Exercise> Every line below is to be quoted exactly, with nothing added or dropped.

-- start of Record excerpts --

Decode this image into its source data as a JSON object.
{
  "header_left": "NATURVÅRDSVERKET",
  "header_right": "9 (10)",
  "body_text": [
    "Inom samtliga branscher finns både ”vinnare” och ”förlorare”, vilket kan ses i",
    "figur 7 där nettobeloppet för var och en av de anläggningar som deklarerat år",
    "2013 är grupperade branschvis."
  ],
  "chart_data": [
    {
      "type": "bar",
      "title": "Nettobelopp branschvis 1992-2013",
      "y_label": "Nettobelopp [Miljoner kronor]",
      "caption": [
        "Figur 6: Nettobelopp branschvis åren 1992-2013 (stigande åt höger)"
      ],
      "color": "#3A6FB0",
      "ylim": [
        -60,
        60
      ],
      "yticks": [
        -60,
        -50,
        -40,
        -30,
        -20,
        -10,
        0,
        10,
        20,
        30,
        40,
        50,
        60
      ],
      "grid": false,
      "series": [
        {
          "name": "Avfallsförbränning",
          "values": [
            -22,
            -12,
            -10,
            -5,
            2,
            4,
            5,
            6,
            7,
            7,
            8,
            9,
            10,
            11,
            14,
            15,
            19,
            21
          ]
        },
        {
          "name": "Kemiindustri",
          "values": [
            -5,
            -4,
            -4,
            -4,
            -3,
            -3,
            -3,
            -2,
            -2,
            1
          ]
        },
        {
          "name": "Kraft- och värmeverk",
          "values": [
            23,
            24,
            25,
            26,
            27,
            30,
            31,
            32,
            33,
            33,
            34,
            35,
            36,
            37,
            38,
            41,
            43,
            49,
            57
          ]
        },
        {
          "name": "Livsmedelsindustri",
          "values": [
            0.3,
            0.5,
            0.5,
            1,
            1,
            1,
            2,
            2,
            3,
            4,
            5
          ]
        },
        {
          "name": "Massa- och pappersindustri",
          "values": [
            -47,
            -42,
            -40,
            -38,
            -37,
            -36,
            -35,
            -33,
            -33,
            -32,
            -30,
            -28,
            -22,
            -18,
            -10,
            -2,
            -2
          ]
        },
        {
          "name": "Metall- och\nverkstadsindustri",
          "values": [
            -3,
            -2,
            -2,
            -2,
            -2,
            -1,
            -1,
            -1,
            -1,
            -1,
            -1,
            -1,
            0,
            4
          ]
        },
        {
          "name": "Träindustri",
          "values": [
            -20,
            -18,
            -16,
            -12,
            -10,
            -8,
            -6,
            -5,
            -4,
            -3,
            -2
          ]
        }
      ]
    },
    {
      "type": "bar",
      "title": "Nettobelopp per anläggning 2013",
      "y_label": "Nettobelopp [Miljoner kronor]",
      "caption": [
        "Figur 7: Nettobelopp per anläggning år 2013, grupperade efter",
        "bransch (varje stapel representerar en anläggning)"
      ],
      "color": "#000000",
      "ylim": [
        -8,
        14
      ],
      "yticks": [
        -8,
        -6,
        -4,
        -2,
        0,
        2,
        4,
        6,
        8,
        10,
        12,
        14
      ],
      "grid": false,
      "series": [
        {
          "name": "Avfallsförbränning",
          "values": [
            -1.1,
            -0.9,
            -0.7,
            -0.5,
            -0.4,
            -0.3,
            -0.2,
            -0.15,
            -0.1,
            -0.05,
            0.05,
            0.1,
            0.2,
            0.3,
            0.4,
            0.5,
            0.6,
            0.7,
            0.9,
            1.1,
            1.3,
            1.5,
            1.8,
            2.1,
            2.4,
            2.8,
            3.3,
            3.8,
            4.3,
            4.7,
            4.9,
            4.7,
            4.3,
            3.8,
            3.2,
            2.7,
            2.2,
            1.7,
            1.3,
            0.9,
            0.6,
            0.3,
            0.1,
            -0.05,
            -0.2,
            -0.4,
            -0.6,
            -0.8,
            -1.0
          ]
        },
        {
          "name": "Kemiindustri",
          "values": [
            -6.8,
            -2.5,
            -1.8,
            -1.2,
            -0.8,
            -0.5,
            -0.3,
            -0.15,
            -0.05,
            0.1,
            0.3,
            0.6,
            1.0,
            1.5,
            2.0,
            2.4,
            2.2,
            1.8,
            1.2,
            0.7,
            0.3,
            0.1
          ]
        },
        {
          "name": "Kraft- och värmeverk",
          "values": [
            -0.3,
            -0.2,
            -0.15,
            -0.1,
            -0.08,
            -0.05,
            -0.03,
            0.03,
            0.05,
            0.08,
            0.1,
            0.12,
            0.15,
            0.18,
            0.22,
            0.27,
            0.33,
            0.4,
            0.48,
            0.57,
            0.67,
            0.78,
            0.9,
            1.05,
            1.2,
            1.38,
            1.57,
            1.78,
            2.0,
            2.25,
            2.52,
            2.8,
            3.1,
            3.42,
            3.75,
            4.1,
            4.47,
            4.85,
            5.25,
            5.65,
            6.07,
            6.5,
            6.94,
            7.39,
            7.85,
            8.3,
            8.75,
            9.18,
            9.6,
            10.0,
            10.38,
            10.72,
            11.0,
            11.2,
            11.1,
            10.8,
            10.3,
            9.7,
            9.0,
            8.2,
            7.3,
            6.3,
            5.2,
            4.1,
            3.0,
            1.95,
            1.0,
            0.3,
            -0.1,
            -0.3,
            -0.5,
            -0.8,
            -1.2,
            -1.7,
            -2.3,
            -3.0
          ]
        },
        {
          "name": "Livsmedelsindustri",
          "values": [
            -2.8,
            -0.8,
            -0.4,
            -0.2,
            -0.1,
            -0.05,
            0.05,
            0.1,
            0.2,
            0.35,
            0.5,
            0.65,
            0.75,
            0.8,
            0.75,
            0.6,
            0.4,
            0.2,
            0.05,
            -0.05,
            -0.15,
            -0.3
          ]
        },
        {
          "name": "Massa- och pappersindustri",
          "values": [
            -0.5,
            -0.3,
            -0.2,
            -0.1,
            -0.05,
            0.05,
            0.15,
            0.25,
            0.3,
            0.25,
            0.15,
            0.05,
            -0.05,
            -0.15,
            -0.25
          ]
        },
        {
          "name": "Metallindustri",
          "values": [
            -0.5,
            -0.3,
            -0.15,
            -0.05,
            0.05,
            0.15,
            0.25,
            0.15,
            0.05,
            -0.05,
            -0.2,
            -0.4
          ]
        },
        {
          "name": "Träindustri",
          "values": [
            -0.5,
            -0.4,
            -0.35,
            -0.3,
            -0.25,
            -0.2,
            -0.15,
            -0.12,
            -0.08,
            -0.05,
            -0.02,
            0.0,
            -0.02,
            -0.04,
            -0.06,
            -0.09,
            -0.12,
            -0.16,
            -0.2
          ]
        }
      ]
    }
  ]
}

-- end of Record excerpts --

Solution for this task>
Decode this image into its source data as a JSON object.
{
  "header_left": "NATURVÅRDSVERKET",
  "header_right": "9 (10)",
  "body_text": [
    "Inom samtliga branscher finns både ”vinnare” och ”förlorare”, vilket kan ses i",
    "figur 7 där nettobeloppet för var och en av de anläggningar som deklarerat år",
    "2013 är grupperade branschvis."
  ],
  "chart_data": [
    {
      "type": "bar",
      "title": "Nettobelopp branschvis 1992-2013",
      "y_label": "Nettobelopp [Miljoner kronor]",
      "caption": [
        "Figur 6: Nettobelopp branschvis åren 1992-2013 (stigande åt höger)"
      ],
      "color": "#3A6FB0",
      "ylim": [
        -60,
        60
      ],
      "yticks": [
        -60,
        -50,
        -40,
        -30,
        -20,
        -10,
        0,
        10,
        20,
        30,
        40,
        50,
        60
      ],
      "grid": false,
      "series": [
        {
          "name": "Avfallsförbränning",
          "values": [
            -22,
            -12,
            -10,
            -5,
            2,
            4,
            5,
            6,
            7,
            7,
            8,
            9,
            10,
            11,
            14,
            15,
            19,
            21
          ]
        },
        {
          "name": "Kemiindustri",
          "values": [
            -5,
            -4,
            -4,
            -4,
            -3,
            -3,
            -3,
            -2,
            -2,
            1
          ]
        },
        {
          "name": "Kraft- och värmeverk",
          "values": [
            23,
            24,
            25,
            26,
            27,
            30,
            31,
            32,
            33,
            33,
            34,
            35,
            36,
            37,
            38,
            41,
            43,
            49,
            57
          ]
        },
        {
          "name": "Livsmedelsindustri",
          "values": [
            0.3,
            0.5,
            0.5,
            1,
            1,
            1,
            2,
            2,
            3,
            4,
            5
          ]
        },
        {
          "name": "Massa- och pappersindustri",
          "values": [
            -47,
            -42,
            -40,
            -38,
            -37,
            -36,
            -35,
            -33,
            -33,
            -32,
            -30,
            -28,
            -22,
            -18,
            -10,
            -2,
            -2
          ]
        },
        {
          "name": "Metall- och\nverkstadsindustri",
          "values": [
            -3,
            -2,
            -2,
            -2,
            -2,
            -1,
            -1,
            -1,
            -1,
            -1,
            -1,
            -1,
            0,
            4
          ]
        },
        {
          "name": "Träindustri",
          "values": [
            -20,
            -18,
            -16,
            -12,
            -10,
            -8,
            -6,
            -5,
            -4,
            -3,
            -2
          ]
        }
      ]
    },
    {
      "type": "bar",
      "title": "Nettobelopp per anläggning 2013",
      "y_label": "Nettobelopp [Miljoner kronor]",
      "caption": [
        "Figur 7: Nettobelopp per anläggning år 2013, grupperade efter",
        "bransch (varje stapel representerar en anläggning)"
      ],
      "color": "#000000",
      "ylim": [
        -8,
        14
      ],
      "yticks": [
        -8,
        -6,
        -4,
        -2,
        0,
        2,
        4,
        6,
        8,
        10,
        12,
        14
      ],
      "grid": false,
      "series": [
        {
          "name": "Avfallsförbränning",
          "values": [
            -1.1,
            -0.9,
            -0.7,
            -0.5,
            -0.4,
            -0.3,
            -0.2,
            -0.15,
            -0.1,
            -0.05,
            0.05,
            0.1,
            0.2,
            0.3,
            0.4,
            0.5,
            0.6,
            0.7,
            0.9,
            1.1,
            1.3,
            1.5,
            1.8,
            2.1,
            2.4,
            2.8,
            3.3,
            3.8,
            4.3,
            4.7,
            4.9,
            4.7,
            4.3,
            3.8,
            3.2,
            2.7,
            2.2,
            1.7,
            1.3,
            0.9,
            0.6,
            0.3,
            0.1,
            -0.05,
            -0.2,
            -0.4,
            -0.6,
            -0.8,
            -1.0
          ]
        },
        {
          "name": "Kemiindustri",
          "values": [
            -6.8,
            -2.5,
            -1.8,
            -1.2,
            -0.8,
            -0.5,
            -0.3,
            -0.15,
            -0.05,
            0.1,
            0.3,
            0.6,
            1.0,
            1.5,
            2.0,
            2.4,
            2.2,
            1.8,
            1.2,
            0.7,
            0.3,
            0.1
          ]
        },
        {
          "name": "Kraft- och värmeverk",
          "values": [
            -0.3,
            -0.2,
            -0.15,
            -0.1,
            -0.08,
            -0.05,
            -0.03,
            0.03,
            0.05,
            0.08,
            0.1,
            0.12,
            0.15,
            0.18,
            0.22,
            0.27,
            0.33,
            0.4,
            0.48,
            0.57,
            0.67,
            0.78,
            0.9,
            1.05,
            1.2,
            1.38,
            1.57,
            1.78,
            2.0,
            2.25,
            2.52,
            2.8,
            3.1,
            3.42,
            3.75,
            4.1,
            4.47,
            4.85,
            5.25,
            5.65,
            6.07,
            6.5,
            6.94,
            7.39,
            7.85,
            8.3,
            8.75,
            9.18,
            9.6,
            10.0,
            10.38,
            10.72,
            11.0,
            11.2,
            11.1,
            10.8,
            10.3,
            9.7,
            9.0,
            8.2,
            7.3,
            6.3,
            5.2,
            4.1,
            3.0,
            1.95,
            1.0,
            0.3,
            -0.1,
            -0.3,
            -0.5,
            -0.8,
            -1.2,
            -1.7,
            -2.3,
            -3.0
          ]
        },
        {
          "name": "Livsmedelsindustri",
          "values": [
            -2.8,
            -0.8,
            -0.4,
            -0.2,
            -0.1,
            -0.05,
            0.05,
            0.1,
            0.2,
            0.35,
            0.5,
            0.65,
            0.75,
            0.8,
            0.75,
            0.6,
            0.4,
            0.2,
            0.05,
            -0.05,
            -0.15,
            -0.3
          ]
        },
        {
          "name": "Massa- och pappersindustri",
          "values": [
            -0.5,
            -0.3,
            -0.2,
            -0.1,
            -0.05,
            0.05,
            0.15,
            0.25,
            0.3,
            0.25,
            0.15,
            0.05,
            -0.05,
            -0.15,
            -0.25
          ]
        },
        {
          "name": "Metallindustri",
          "values": [
            -0.5,
            -0.3,
            -0.15,
            -0.05,
            0.05,
            0.15,
            0.25,
            0.15,
            0.05,
            -0.05,
            -0.2,
            -0.4
          ]
        },
        {
          "name": "Träindustri",
          "values": [
            -0.5,
            -0.4,
            -0.35,
            -0.3,
            -0.25,
            -0.2,
            -0.15,
            -0.12,
            -0.08,
            -0.05,
            -0.02,
            0.0,
            -0.02,
            -0.04,
            -0.06,
            -0.09,
            -0.12,
            -0.16,
            -0.2
          ]
        }
      ]
    }
  ]
}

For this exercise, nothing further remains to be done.